Each record must be reproduced exactly as it is shown.

(A run of records)
----

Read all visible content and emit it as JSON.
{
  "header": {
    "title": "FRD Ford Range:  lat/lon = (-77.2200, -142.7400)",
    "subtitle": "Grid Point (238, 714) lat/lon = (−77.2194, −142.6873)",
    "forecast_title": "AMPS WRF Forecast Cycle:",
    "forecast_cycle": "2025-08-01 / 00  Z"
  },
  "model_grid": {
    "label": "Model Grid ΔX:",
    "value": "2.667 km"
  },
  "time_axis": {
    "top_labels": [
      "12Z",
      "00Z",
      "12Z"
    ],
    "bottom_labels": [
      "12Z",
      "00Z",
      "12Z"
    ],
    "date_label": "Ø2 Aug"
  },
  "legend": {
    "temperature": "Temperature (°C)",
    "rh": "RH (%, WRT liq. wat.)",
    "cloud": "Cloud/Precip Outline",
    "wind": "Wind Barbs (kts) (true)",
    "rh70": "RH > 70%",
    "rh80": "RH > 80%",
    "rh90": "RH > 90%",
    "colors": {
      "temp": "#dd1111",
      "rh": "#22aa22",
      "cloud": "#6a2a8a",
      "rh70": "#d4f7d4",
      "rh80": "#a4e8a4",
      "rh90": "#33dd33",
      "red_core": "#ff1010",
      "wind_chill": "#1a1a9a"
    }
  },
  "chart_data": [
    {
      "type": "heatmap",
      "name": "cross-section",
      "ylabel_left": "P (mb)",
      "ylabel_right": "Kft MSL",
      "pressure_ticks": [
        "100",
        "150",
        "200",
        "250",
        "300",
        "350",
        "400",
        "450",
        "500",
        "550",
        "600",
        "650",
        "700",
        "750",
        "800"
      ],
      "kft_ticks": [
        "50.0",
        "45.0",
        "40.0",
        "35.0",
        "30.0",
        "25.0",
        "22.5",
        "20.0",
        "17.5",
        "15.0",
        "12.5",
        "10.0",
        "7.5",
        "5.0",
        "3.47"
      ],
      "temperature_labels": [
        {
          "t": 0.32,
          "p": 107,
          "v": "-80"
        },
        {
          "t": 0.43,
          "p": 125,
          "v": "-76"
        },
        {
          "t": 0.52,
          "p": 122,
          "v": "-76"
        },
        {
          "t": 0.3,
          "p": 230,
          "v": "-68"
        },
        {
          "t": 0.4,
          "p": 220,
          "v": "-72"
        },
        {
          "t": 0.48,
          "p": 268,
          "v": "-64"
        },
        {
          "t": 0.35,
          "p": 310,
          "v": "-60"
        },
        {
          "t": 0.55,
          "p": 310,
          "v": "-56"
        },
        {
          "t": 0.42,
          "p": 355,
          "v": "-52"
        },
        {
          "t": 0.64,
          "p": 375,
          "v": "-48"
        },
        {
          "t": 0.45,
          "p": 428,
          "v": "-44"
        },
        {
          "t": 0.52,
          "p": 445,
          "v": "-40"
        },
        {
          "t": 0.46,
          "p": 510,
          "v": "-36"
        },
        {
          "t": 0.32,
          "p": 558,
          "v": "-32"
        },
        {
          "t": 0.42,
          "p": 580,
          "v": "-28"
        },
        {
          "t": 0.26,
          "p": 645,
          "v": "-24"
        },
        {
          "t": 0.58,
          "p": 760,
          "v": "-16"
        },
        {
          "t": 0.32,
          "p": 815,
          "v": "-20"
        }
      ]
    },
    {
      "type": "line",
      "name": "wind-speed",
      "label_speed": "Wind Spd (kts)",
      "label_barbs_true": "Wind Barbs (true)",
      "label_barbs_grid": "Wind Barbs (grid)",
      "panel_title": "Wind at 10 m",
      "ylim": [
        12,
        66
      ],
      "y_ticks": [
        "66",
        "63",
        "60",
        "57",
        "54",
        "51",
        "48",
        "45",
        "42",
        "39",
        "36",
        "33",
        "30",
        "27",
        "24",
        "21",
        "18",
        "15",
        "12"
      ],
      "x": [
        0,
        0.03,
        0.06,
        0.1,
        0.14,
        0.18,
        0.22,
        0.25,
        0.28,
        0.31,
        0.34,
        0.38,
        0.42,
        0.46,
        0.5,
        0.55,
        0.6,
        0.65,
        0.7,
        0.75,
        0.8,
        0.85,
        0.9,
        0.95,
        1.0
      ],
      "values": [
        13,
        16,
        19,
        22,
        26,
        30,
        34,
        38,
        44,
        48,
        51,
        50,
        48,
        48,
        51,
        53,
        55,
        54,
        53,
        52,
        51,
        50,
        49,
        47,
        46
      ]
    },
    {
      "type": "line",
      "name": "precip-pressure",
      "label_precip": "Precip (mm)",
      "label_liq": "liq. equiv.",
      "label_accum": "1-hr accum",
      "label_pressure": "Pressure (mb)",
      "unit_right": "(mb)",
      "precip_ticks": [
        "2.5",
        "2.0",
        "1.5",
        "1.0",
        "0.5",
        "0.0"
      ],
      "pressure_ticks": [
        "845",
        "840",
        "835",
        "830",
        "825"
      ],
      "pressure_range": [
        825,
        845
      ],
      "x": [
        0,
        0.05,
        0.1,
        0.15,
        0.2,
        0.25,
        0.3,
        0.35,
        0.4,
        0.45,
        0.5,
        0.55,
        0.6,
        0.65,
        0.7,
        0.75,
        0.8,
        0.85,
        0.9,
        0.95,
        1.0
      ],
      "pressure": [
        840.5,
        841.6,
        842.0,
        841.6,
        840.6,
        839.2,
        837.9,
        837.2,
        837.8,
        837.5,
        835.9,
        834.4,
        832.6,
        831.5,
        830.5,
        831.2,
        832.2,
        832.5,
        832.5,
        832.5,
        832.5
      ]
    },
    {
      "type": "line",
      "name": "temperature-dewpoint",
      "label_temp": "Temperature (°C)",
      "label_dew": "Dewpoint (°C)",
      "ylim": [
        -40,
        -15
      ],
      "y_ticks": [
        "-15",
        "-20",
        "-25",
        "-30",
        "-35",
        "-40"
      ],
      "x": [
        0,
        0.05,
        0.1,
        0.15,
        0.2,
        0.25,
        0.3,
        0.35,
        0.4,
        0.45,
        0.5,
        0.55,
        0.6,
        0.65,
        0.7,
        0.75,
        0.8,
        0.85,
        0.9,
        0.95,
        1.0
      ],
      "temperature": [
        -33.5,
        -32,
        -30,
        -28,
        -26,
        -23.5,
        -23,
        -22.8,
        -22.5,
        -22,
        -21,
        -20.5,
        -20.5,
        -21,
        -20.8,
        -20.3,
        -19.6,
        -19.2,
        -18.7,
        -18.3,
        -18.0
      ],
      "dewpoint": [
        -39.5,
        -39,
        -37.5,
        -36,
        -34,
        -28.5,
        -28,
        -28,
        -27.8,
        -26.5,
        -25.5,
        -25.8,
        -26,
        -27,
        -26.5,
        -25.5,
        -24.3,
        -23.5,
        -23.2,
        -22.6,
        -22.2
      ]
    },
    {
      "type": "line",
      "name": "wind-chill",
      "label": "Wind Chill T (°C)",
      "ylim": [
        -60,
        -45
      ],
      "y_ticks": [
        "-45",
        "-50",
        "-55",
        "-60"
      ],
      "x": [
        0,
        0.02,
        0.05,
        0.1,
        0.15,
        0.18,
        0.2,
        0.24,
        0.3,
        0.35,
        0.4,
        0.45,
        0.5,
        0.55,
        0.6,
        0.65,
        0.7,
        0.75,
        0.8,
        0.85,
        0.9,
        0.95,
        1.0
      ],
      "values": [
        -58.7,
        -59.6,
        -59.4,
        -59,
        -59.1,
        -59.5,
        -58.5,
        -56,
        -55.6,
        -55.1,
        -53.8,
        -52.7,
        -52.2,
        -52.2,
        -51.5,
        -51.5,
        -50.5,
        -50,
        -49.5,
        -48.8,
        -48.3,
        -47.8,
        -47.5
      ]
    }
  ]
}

----

SOLUTION =>
Read all visible content and emit it as JSON.
{
  "header": {
    "title": "FRD Ford Range:  lat/lon = (-77.2200, -142.7400)",
    "subtitle": "Grid Point (238, 714) lat/lon = (−77.2194, −142.6873)",
    "forecast_title": "AMPS WRF Forecast Cycle:",
    "forecast_cycle": "2025-08-01 / 00  Z"
  },
  "model_grid": {
    "label": "Model Grid ΔX:",
    "value": "2.667 km"
  },
  "time_axis": {
    "top_labels": [
      "12Z",
      "00Z",
      "12Z"
    ],
    "bottom_labels": [
      "12Z",
      "00Z",
      "12Z"
    ],
    "date_label": "Ø2 Aug"
  },
  "legend": {
    "temperature": "Temperature (°C)",
    "rh": "RH (%, WRT liq. wat.)",
    "cloud": "Cloud/Precip Outline",
    "wind": "Wind Barbs (kts) (true)",
    "rh70": "RH > 70%",
    "rh80": "RH > 80%",
    "rh90": "RH > 90%",
    "colors": {
      "temp": "#dd1111",
      "rh": "#22aa22",
      "cloud": "#6a2a8a",
      "rh70": "#d4f7d4",
      "rh80": "#a4e8a4",
      "rh90": "#33dd33",
      "red_core": "#ff1010",
      "wind_chill": "#1a1a9a"
    }
  },
  "chart_data": [
    {
      "type": "heatmap",
      "name": "cross-section",
      "ylabel_left": "P (mb)",
      "ylabel_right": "Kft MSL",
      "pressure_ticks": [
        "100",
        "150",
        "200",
        "250",
        "300",
        "350",
        "400",
        "450",
        "500",
        "550",
        "600",
        "650",
        "700",
        "750",
        "800"
      ],
      "kft_ticks": [
        "50.0",
        "45.0",
        "40.0",
        "35.0",
        "30.0",
        "25.0",
        "22.5",
        "20.0",
        "17.5",
        "15.0",
        "12.5",
        "10.0",
        "7.5",
        "5.0",
        "3.47"
      ],
      "temperature_labels": [
        {
          "t": 0.32,
          "p": 107,
          "v": "-80"
        },
        {
          "t": 0.43,
          "p": 125,
          "v": "-76"
        },
        {
          "t": 0.52,
          "p": 122,
          "v": "-76"
        },
        {
          "t": 0.3,
          "p": 230,
          "v": "-68"
        },
        {
          "t": 0.4,
          "p": 220,
          "v": "-72"
        },
        {
          "t": 0.48,
          "p": 268,
          "v": "-64"
        },
        {
          "t": 0.35,
          "p": 310,
          "v": "-60"
        },
        {
          "t": 0.55,
          "p": 310,
          "v": "-56"
        },
        {
          "t": 0.42,
          "p": 355,
          "v": "-52"
        },
        {
          "t": 0.64,
          "p": 375,
          "v": "-48"
        },
        {
          "t": 0.45,
          "p": 428,
          "v": "-44"
        },
        {
          "t": 0.52,
          "p": 445,
          "v": "-40"
        },
        {
          "t": 0.46,
          "p": 510,
          "v": "-36"
        },
        {
          "t": 0.32,
          "p": 558,
          "v": "-32"
        },
        {
          "t": 0.42,
          "p": 580,
          "v": "-28"
        },
        {
          "t": 0.26,
          "p": 645,
          "v": "-24"
        },
        {
          "t": 0.58,
          "p": 760,
          "v": "-16"
        },
        {
          "t": 0.32,
          "p": 815,
          "v": "-20"
        }
      ]
    },
    {
      "type": "line",
      "name": "wind-speed",
      "label_speed": "Wind Spd (kts)",
      "label_barbs_true": "Wind Barbs (true)",
      "label_barbs_grid": "Wind Barbs (grid)",
      "panel_title": "Wind at 10 m",
      "ylim": [
        12,
        66
      ],
      "y_ticks": [
        "66",
        "63",
        "60",
        "57",
        "54",
        "51",
        "48",
        "45",
        "42",
        "39",
        "36",
        "33",
        "30",
        "27",
        "24",
        "21",
        "18",
        "15",
        "12"
      ],
      "x": [
        0,
        0.03,
        0.06,
        0.1,
        0.14,
        0.18,
        0.22,
        0.25,
        0.28,
        0.31,
        0.34,
        0.38,
        0.42,
        0.46,
        0.5,
        0.55,
        0.6,
        0.65,
        0.7,
        0.75,
        0.8,
        0.85,
        0.9,
        0.95,
        1.0
      ],
      "values": [
        13,
        16,
        19,
        22,
        26,
        30,
        34,
        38,
        44,
        48,
        51,
        50,
        48,
        48,
        51,
        53,
        55,
        54,
        53,
        52,
        51,
        50,
        49,
        47,
        46
      ]
    },
    {
      "type": "line",
      "name": "precip-pressure",
      "label_precip": "Precip (mm)",
      "label_liq": "liq. equiv.",
      "label_accum": "1-hr accum",
      "label_pressure": "Pressure (mb)",
      "unit_right": "(mb)",
      "precip_ticks": [
        "2.5",
        "2.0",
        "1.5",
        "1.0",
        "0.5",
        "0.0"
      ],
      "pressure_ticks": [
        "845",
        "840",
        "835",
        "830",
        "825"
      ],
      "pressure_range": [
        825,
        845
      ],
      "x": [
        0,
        0.05,
        0.1,
        0.15,
        0.2,
        0.25,
        0.3,
        0.35,
        0.4,
        0.45,
        0.5,
        0.55,
        0.6,
        0.65,
        0.7,
        0.75,
        0.8,
        0.85,
        0.9,
        0.95,
        1.0
      ],
      "pressure": [
        840.5,
        841.6,
        842.0,
        841.6,
        840.6,
        839.2,
        837.9,
        837.2,
        837.8,
        837.5,
        835.9,
        834.4,
        832.6,
        831.5,
        830.5,
        831.2,
        832.2,
        832.5,
        832.5,
        832.5,
        832.5
      ]
    },
    {
      "type": "line",
      "name": "temperature-dewpoint",
      "label_temp": "Temperature (°C)",
      "label_dew": "Dewpoint (°C)",
      "ylim": [
        -40,
        -15
      ],
      "y_ticks": [
        "-15",
        "-20",
        "-25",
        "-30",
        "-35",
        "-40"
      ],
      "x": [
        0,
        0.05,
        0.1,
        0.15,
        0.2,
        0.25,
        0.3,
        0.35,
        0.4,
        0.45,
        0.5,
        0.55,
        0.6,
        0.65,
        0.7,
        0.75,
        0.8,
        0.85,
        0.9,
        0.95,
        1.0
      ],
      "temperature": [
        -33.5,
        -32,
        -30,
        -28,
        -26,
        -23.5,
        -23,
        -22.8,
        -22.5,
        -22,
        -21,
        -20.5,
        -20.5,
        -21,
        -20.8,
        -20.3,
        -19.6,
        -19.2,
        -18.7,
        -18.3,
        -18.0
      ],
      "dewpoint": [
        -39.5,
        -39,
        -37.5,
        -36,
        -34,
        -28.5,
        -28,
        -28,
        -27.8,
        -26.5,
        -25.5,
        -25.8,
        -26,
        -27,
        -26.5,
        -25.5,
        -24.3,
        -23.5,
        -23.2,
        -22.6,
        -22.2
      ]
    },
    {
      "type": "line",
      "name": "wind-chill",
      "label": "Wind Chill T (°C)",
      "ylim": [
        -60,
        -45
      ],
      "y_ticks": [
        "-45",
        "-50",
        "-55",
        "-60"
      ],
      "x": [
        0,
        0.02,
        0.05,
        0.1,
        0.15,
        0.18,
        0.2,
        0.24,
        0.3,
        0.35,
        0.4,
        0.45,
        0.5,
        0.55,
        0.6,
        0.65,
        0.7,
        0.75,
        0.8,
        0.85,
        0.9,
        0.95,
        1.0
      ],
      "values": [
        -58.7,
        -59.6,
        -59.4,
        -59,
        -59.1,
        -59.5,
        -58.5,
        -56,
        -55.6,
        -55.1,
        -53.8,
        -52.7,
        -52.2,
        -52.2,
        -51.5,
        -51.5,
        -50.5,
        -50,
        -49.5,
        -48.8,
        -48.3,
        -47.8,
        -47.5
      ]
    }
  ]
}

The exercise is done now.